= PROMPT =
From the listing below, pull out all lines with "مجهول" in them.

— START OF DATASET ROWS —

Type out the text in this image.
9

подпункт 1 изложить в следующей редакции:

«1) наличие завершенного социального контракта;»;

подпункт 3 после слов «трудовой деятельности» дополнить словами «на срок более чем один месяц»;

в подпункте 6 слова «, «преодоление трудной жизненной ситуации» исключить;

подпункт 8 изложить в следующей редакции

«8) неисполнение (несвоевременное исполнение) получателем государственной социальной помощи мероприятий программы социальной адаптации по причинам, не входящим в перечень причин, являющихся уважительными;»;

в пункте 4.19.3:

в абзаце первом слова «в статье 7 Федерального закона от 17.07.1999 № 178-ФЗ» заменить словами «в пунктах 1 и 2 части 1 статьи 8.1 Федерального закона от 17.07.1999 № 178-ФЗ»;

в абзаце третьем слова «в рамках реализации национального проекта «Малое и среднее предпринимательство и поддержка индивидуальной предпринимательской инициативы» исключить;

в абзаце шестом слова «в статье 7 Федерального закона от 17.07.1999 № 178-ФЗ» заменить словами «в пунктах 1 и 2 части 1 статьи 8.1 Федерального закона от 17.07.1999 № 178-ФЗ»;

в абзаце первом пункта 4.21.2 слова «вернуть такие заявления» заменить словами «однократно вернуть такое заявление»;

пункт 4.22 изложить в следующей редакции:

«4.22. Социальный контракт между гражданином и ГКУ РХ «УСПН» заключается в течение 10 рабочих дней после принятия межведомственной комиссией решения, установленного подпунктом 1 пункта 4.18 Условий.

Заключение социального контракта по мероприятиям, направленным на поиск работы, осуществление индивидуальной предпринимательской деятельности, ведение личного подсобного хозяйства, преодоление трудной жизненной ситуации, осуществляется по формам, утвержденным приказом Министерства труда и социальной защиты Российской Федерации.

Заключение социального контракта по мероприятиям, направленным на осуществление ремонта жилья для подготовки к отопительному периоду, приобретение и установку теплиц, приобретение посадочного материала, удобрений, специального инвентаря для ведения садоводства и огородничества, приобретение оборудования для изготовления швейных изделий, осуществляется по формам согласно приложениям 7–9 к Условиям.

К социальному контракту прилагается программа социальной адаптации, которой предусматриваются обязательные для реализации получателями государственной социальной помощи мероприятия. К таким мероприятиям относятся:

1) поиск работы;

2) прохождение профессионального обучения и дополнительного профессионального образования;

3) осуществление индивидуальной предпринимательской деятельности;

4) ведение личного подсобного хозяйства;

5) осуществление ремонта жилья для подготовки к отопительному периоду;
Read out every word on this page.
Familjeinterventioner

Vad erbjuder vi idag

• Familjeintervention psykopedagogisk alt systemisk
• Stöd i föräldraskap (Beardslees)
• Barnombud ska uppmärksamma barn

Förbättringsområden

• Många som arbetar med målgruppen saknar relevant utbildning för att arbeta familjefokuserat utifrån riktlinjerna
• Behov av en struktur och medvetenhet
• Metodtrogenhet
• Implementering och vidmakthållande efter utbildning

— END OF DATASET ROWS —
— START OF DATASET ROWS —

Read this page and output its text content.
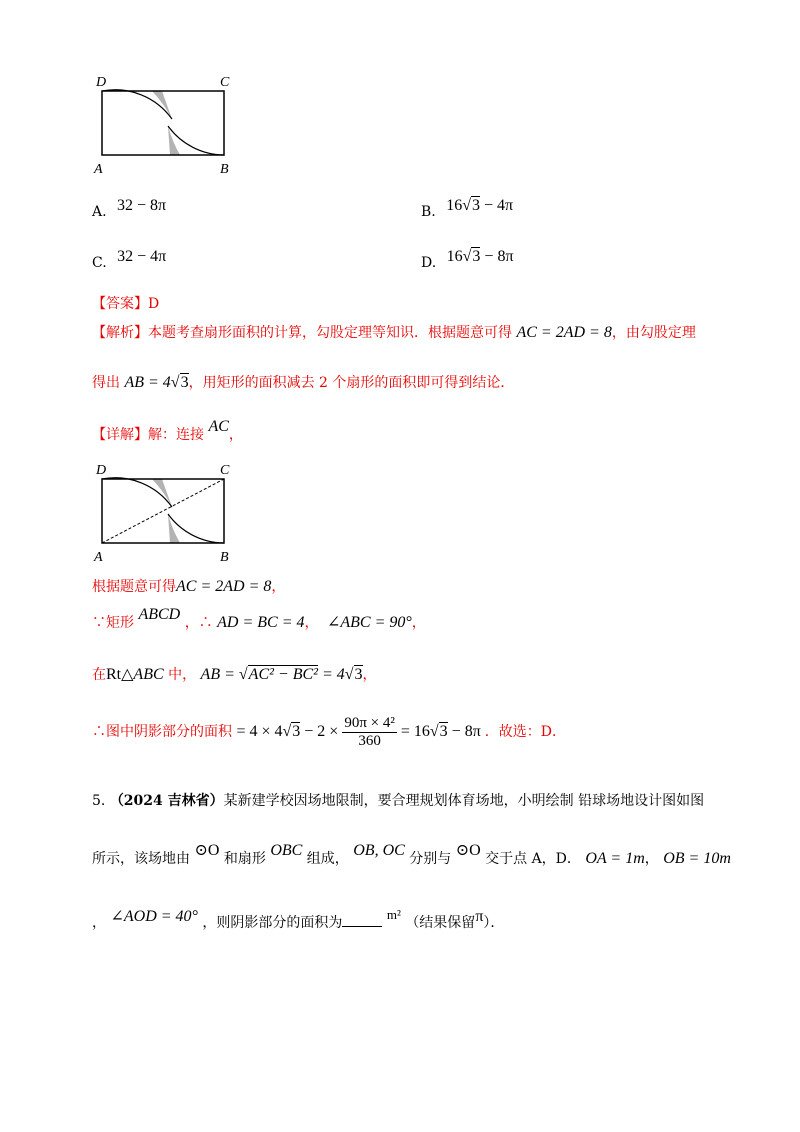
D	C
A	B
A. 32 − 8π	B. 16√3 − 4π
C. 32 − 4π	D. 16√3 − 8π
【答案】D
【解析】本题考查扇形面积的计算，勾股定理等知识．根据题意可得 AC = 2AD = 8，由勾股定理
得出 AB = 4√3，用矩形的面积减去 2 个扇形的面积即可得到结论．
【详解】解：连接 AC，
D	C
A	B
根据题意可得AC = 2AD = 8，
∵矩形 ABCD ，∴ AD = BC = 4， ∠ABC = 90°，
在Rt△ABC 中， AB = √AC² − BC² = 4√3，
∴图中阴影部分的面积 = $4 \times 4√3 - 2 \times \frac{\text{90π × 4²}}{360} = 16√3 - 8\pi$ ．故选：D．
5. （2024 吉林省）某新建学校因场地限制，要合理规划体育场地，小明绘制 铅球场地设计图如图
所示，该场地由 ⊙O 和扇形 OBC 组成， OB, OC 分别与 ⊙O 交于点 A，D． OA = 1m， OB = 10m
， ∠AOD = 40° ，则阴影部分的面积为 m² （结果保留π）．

— END OF DATASET ROWS —
— START OF DATASET ROWS —

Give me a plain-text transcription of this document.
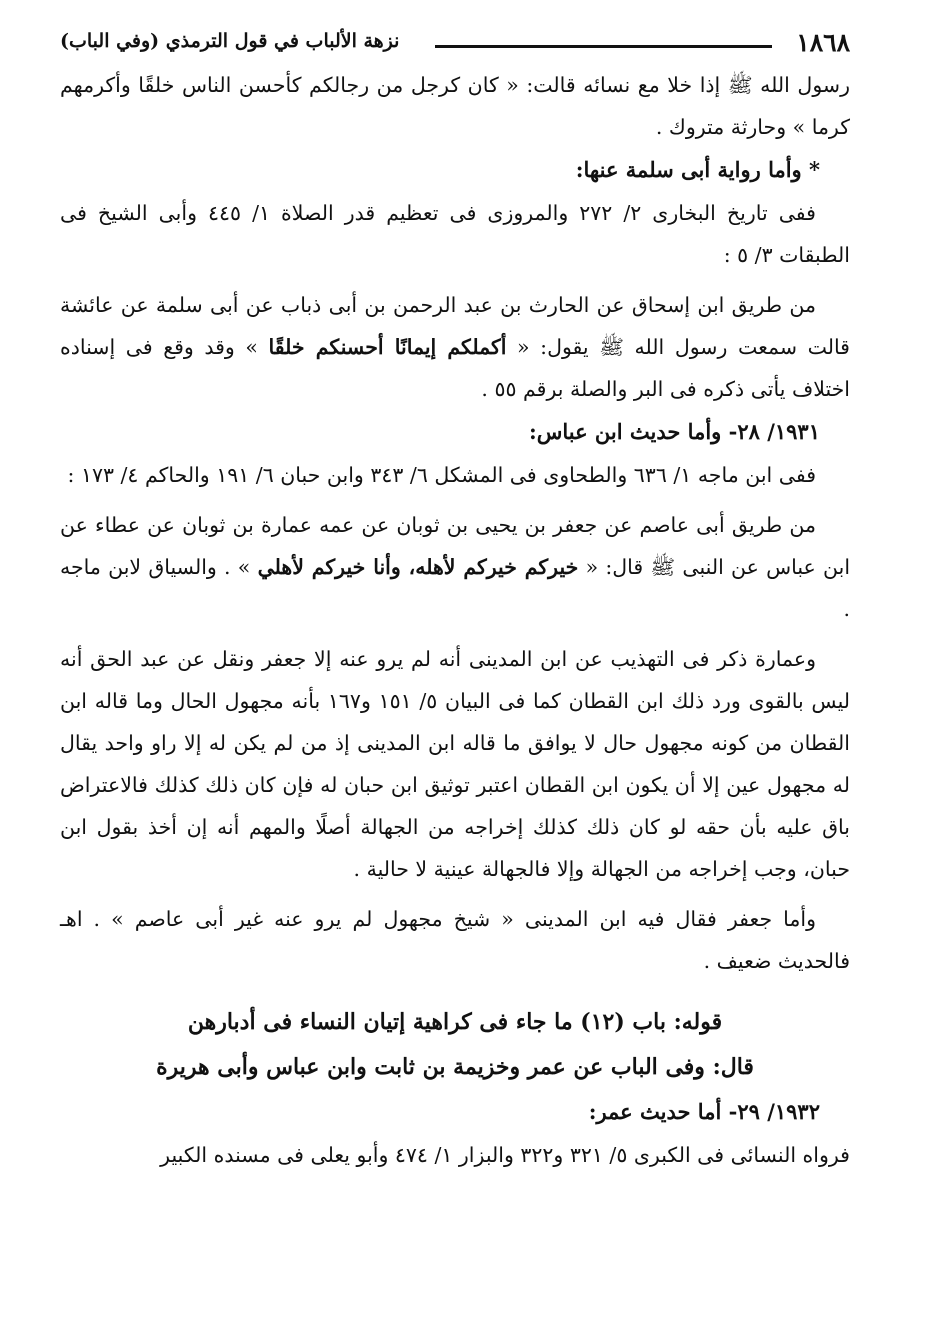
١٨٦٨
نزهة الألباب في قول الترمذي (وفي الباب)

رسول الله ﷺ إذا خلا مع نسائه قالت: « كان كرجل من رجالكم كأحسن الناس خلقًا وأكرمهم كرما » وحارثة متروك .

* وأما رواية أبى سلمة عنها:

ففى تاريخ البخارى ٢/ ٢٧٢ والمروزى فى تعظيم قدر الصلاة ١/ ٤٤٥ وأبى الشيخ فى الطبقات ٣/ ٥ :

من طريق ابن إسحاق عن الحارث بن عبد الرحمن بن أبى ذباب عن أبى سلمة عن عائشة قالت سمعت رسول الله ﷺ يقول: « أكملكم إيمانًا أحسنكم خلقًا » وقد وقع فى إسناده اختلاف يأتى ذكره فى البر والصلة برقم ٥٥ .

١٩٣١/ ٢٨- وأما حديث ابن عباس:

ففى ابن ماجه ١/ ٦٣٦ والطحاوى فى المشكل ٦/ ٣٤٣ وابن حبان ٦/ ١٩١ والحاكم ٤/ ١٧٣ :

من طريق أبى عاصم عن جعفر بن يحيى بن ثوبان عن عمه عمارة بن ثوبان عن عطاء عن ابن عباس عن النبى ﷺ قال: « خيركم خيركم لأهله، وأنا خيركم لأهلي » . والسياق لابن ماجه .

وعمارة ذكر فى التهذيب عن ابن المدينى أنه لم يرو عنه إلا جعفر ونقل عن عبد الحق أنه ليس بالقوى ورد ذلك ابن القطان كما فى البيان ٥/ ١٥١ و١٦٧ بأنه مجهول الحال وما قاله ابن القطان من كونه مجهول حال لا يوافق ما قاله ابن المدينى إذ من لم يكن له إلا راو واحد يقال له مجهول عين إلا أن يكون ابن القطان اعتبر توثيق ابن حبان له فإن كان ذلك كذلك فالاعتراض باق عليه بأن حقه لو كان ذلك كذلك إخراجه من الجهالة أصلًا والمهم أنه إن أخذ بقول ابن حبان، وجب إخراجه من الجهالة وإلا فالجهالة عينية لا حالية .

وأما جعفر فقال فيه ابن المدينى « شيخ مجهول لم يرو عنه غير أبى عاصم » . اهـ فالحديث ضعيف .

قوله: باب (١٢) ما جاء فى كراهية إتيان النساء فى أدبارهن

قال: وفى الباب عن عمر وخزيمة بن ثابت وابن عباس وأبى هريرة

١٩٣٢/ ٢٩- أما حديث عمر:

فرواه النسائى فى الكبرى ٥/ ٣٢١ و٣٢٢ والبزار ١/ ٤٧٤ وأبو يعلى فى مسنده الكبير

— END OF DATASET ROWS —

= SOLUTION FOR THIS TASK =
وعمارة ذكر فى التهذيب عن ابن المدينى أنه لم يرو عنه إلا جعفر ونقل عن عبد الحق أنه ليس بالقوى ورد ذلك ابن القطان كما فى البيان ٥/ ١٥١ و١٦٧ بأنه مجهول الحال وما قاله ابن القطان من كونه مجهول حال لا يوافق ما قاله ابن المدينى إذ من لم يكن له إلا راو واحد يقال له مجهول عين إلا أن يكون ابن القطان اعتبر توثيق ابن حبان له فإن كان ذلك كذلك فالاعتراض باق عليه بأن حقه لو كان ذلك كذلك إخراجه من الجهالة أصلًا والمهم أنه إن أخذ بقول ابن حبان، وجب إخراجه من الجهالة وإلا فالجهالة عينية لا حالية .
وأما جعفر فقال فيه ابن المدينى « شيخ مجهول لم يرو عنه غير أبى عاصم » . اهـ فالحديث ضعيف .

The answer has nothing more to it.